Transcribed document page entries:
- Opening Delimiter -
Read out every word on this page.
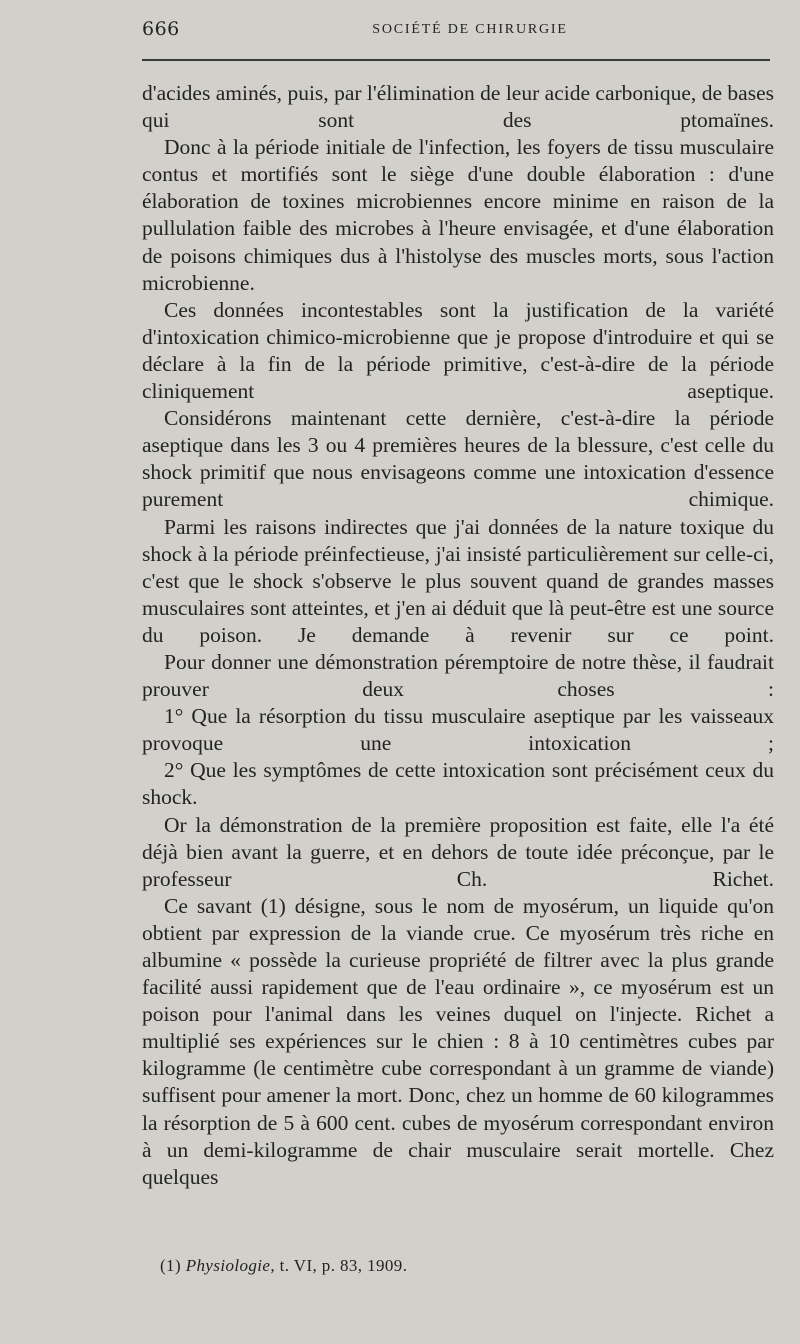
666	SOCIÉTÉ DE CHIRURGIE

d'acides aminés, puis, par l'élimination de leur acide carbonique, de bases qui sont des ptomaïnes.

Donc à la période initiale de l'infection, les foyers de tissu musculaire contus et mortifiés sont le siège d'une double élaboration : d'une élaboration de toxines microbiennes encore minime en raison de la pullulation faible des microbes à l'heure envisagée, et d'une élaboration de poisons chimiques dus à l'histolyse des muscles morts, sous l'action microbienne.

Ces données incontestables sont la justification de la variété d'intoxication chimico-microbienne que je propose d'introduire et qui se déclare à la fin de la période primitive, c'est-à-dire de la période cliniquement aseptique.

Considérons maintenant cette dernière, c'est-à-dire la période aseptique dans les 3 ou 4 premières heures de la blessure, c'est celle du shock primitif que nous envisageons comme une intoxication d'essence purement chimique.

Parmi les raisons indirectes que j'ai données de la nature toxique du shock à la période préinfectieuse, j'ai insisté particulièrement sur celle-ci, c'est que le shock s'observe le plus souvent quand de grandes masses musculaires sont atteintes, et j'en ai déduit que là peut-être est une source du poison. Je demande à revenir sur ce point.

Pour donner une démonstration péremptoire de notre thèse, il faudrait prouver deux choses :

1° Que la résorption du tissu musculaire aseptique par les vaisseaux provoque une intoxication ;

2° Que les symptômes de cette intoxication sont précisément ceux du shock.

Or la démonstration de la première proposition est faite, elle l'a été déjà bien avant la guerre, et en dehors de toute idée préconçue, par le professeur Ch. Richet.

Ce savant (1) désigne, sous le nom de myosérum, un liquide qu'on obtient par expression de la viande crue. Ce myosérum très riche en albumine « possède la curieuse propriété de filtrer avec la plus grande facilité aussi rapidement que de l'eau ordinaire », ce myosérum est un poison pour l'animal dans les veines duquel on l'injecte. Richet a multiplié ses expériences sur le chien : 8 à 10 centimètres cubes par kilogramme (le centimètre cube correspondant à un gramme de viande) suffisent pour amener la mort. Donc, chez un homme de 60 kilogrammes la résorption de 5 à 600 cent. cubes de myosérum correspondant environ à un demi-kilogramme de chair musculaire serait mortelle. Chez quelques

(1) Physiologie, t. VI, p. 83, 1909.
- Closing Delimiter -
Task: Retype each record exactly as it stands, but do not include the pictures.

Exercise solution:
Read out every word on this page.
666	SOCIÉTÉ DE CHIRURGIE

d'acides aminés, puis, par l'élimination de leur acide carbonique, de bases qui sont des ptomaïnes.

Donc à la période initiale de l'infection, les foyers de tissu musculaire contus et mortifiés sont le siège d'une double élaboration : d'une élaboration de toxines microbiennes encore minime en raison de la pullulation faible des microbes à l'heure envisagée, et d'une élaboration de poisons chimiques dus à l'histolyse des muscles morts, sous l'action microbienne.

Ces données incontestables sont la justification de la variété d'intoxication chimico-microbienne que je propose d'introduire et qui se déclare à la fin de la période primitive, c'est-à-dire de la période cliniquement aseptique.

Considérons maintenant cette dernière, c'est-à-dire la période aseptique dans les 3 ou 4 premières heures de la blessure, c'est celle du shock primitif que nous envisageons comme une intoxication d'essence purement chimique.

Parmi les raisons indirectes que j'ai données de la nature toxique du shock à la période préinfectieuse, j'ai insisté particulièrement sur celle-ci, c'est que le shock s'observe le plus souvent quand de grandes masses musculaires sont atteintes, et j'en ai déduit que là peut-être est une source du poison. Je demande à revenir sur ce point.

Pour donner une démonstration péremptoire de notre thèse, il faudrait prouver deux choses :

1° Que la résorption du tissu musculaire aseptique par les vaisseaux provoque une intoxication ;

2° Que les symptômes de cette intoxication sont précisément ceux du shock.

Or la démonstration de la première proposition est faite, elle l'a été déjà bien avant la guerre, et en dehors de toute idée préconçue, par le professeur Ch. Richet.

Ce savant (1) désigne, sous le nom de myosérum, un liquide qu'on obtient par expression de la viande crue. Ce myosérum très riche en albumine « possède la curieuse propriété de filtrer avec la plus grande facilité aussi rapidement que de l'eau ordinaire », ce myosérum est un poison pour l'animal dans les veines duquel on l'injecte. Richet a multiplié ses expériences sur le chien : 8 à 10 centimètres cubes par kilogramme (le centimètre cube correspondant à un gramme de viande) suffisent pour amener la mort. Donc, chez un homme de 60 kilogrammes la résorption de 5 à 600 cent. cubes de myosérum correspondant environ à un demi-kilogramme de chair musculaire serait mortelle. Chez quelques

(1) Physiologie, t. VI, p. 83, 1909.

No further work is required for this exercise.